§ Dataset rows
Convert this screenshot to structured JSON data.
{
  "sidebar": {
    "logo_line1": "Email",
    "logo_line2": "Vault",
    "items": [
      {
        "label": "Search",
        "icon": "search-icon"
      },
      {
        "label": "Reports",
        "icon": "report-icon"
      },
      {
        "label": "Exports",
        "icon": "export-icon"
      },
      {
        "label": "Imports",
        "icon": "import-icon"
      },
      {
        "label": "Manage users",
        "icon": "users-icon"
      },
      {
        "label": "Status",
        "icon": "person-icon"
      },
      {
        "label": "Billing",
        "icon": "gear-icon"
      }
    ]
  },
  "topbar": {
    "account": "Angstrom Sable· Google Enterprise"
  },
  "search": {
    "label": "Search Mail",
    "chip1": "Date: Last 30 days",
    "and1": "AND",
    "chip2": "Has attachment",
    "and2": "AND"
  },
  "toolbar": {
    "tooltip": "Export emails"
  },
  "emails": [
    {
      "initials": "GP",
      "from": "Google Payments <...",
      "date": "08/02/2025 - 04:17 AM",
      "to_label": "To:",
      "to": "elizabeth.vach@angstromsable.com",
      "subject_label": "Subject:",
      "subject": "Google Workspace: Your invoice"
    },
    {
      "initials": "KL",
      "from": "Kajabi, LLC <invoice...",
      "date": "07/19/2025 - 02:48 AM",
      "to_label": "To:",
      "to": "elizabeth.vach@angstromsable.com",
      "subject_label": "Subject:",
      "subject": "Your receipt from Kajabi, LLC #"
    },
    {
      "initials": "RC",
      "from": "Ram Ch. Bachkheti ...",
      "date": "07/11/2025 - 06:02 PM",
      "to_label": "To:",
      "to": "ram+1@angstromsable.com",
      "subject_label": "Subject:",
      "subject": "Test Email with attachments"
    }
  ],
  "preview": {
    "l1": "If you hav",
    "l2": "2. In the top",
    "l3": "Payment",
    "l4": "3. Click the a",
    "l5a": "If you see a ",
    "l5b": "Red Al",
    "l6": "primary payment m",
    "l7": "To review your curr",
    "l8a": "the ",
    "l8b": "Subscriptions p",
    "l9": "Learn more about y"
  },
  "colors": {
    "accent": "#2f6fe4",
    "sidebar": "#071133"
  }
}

§ Short exercise
Show the data once more, exactly as it was written.

§ Answer to this problem
Convert this screenshot to structured JSON data.
{
  "sidebar": {
    "logo_line1": "Email",
    "logo_line2": "Vault",
    "items": [
      {
        "label": "Search",
        "icon": "search-icon"
      },
      {
        "label": "Reports",
        "icon": "report-icon"
      },
      {
        "label": "Exports",
        "icon": "export-icon"
      },
      {
        "label": "Imports",
        "icon": "import-icon"
      },
      {
        "label": "Manage users",
        "icon": "users-icon"
      },
      {
        "label": "Status",
        "icon": "person-icon"
      },
      {
        "label": "Billing",
        "icon": "gear-icon"
      }
    ]
  },
  "topbar": {
    "account": "Angstrom Sable· Google Enterprise"
  },
  "search": {
    "label": "Search Mail",
    "chip1": "Date: Last 30 days",
    "and1": "AND",
    "chip2": "Has attachment",
    "and2": "AND"
  },
  "toolbar": {
    "tooltip": "Export emails"
  },
  "emails": [
    {
      "initials": "GP",
      "from": "Google Payments <...",
      "date": "08/02/2025 - 04:17 AM",
      "to_label": "To:",
      "to": "elizabeth.vach@angstromsable.com",
      "subject_label": "Subject:",
      "subject": "Google Workspace: Your invoice"
    },
    {
      "initials": "KL",
      "from": "Kajabi, LLC <invoice...",
      "date": "07/19/2025 - 02:48 AM",
      "to_label": "To:",
      "to": "elizabeth.vach@angstromsable.com",
      "subject_label": "Subject:",
      "subject": "Your receipt from Kajabi, LLC #"
    },
    {
      "initials": "RC",
      "from": "Ram Ch. Bachkheti ...",
      "date": "07/11/2025 - 06:02 PM",
      "to_label": "To:",
      "to": "ram+1@angstromsable.com",
      "subject_label": "Subject:",
      "subject": "Test Email with attachments"
    }
  ],
  "preview": {
    "l1": "If you hav",
    "l2": "2. In the top",
    "l3": "Payment",
    "l4": "3. Click the a",
    "l5a": "If you see a ",
    "l5b": "Red Al",
    "l6": "primary payment m",
    "l7": "To review your curr",
    "l8a": "the ",
    "l8b": "Subscriptions p",
    "l9": "Learn more about y"
  },
  "colors": {
    "accent": "#2f6fe4",
    "sidebar": "#071133"
  }
}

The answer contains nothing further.